• What is expected
Copy each line of the entries beneath that contains the word "checked".

• Source records

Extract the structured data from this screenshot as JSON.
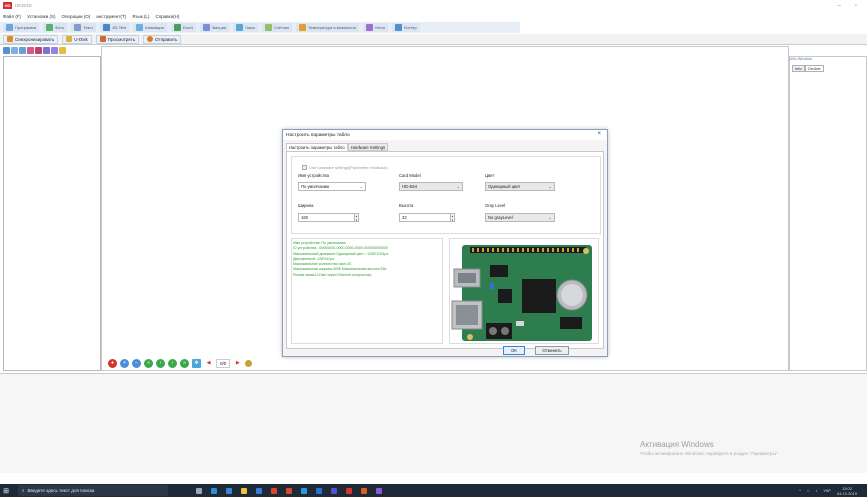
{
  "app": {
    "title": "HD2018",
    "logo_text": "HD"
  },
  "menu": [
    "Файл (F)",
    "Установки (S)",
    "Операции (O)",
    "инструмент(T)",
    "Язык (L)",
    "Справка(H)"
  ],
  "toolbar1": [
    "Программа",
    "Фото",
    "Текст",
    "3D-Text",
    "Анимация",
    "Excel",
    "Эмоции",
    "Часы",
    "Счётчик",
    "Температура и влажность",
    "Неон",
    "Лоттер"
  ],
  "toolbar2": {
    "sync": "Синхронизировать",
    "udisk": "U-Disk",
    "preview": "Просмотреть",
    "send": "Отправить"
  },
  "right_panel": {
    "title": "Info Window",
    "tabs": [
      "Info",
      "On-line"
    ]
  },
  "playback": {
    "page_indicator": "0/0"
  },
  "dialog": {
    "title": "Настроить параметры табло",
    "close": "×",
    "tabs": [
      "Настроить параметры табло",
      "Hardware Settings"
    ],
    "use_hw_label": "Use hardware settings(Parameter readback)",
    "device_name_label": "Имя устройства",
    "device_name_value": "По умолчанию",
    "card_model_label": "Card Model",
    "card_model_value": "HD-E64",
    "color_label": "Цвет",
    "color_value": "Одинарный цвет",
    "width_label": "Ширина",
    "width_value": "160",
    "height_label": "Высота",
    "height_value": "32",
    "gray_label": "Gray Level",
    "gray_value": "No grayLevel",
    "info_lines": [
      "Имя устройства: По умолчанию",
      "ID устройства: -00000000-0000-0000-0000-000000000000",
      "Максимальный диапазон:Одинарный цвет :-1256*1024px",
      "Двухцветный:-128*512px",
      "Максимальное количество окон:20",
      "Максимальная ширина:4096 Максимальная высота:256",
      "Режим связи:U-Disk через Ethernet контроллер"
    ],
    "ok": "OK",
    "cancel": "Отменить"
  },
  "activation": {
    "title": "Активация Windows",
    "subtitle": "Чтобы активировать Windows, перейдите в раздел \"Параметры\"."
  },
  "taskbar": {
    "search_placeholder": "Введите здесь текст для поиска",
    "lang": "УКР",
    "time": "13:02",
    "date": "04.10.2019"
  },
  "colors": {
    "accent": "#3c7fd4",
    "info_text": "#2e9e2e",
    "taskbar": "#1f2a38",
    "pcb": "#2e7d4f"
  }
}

---

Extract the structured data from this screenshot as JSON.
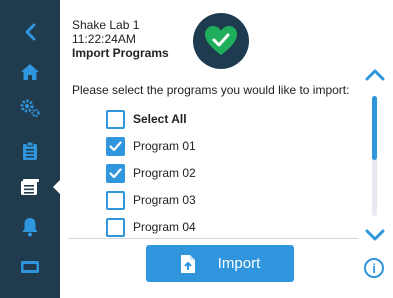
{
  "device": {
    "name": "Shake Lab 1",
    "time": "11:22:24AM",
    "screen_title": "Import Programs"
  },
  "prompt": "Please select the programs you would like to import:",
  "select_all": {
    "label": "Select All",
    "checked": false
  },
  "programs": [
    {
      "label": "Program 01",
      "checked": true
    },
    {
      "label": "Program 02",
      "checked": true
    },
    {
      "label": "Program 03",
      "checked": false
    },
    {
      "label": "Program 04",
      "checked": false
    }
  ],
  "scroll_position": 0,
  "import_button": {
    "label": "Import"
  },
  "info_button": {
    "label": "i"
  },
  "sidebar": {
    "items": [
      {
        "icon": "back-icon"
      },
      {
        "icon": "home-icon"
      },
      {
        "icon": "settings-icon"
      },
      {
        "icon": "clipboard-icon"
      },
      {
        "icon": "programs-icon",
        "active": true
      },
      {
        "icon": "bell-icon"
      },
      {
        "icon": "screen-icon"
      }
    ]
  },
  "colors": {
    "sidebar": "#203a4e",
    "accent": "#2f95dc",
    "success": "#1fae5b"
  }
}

---

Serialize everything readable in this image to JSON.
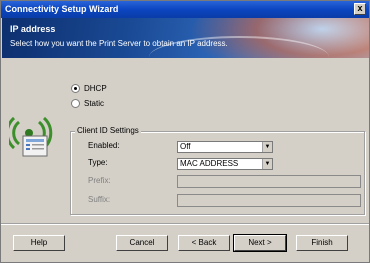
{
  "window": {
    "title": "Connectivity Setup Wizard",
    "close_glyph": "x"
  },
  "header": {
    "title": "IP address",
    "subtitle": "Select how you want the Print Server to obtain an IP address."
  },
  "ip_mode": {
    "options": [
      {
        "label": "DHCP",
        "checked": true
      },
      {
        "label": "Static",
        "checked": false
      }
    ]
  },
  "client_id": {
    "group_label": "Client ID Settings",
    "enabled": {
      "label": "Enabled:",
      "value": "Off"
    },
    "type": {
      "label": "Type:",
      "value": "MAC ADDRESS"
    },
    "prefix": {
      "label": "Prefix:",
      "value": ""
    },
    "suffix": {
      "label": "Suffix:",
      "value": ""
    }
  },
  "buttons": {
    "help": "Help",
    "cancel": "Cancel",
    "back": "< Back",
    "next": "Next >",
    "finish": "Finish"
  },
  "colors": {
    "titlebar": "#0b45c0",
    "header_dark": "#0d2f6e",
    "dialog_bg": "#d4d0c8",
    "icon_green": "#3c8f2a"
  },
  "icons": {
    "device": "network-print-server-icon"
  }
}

• Answer for the task
    "checked": false
      "checked": true
      "checked": true
      "checked": false
      "checked": false
        "checked": true
        "checked": false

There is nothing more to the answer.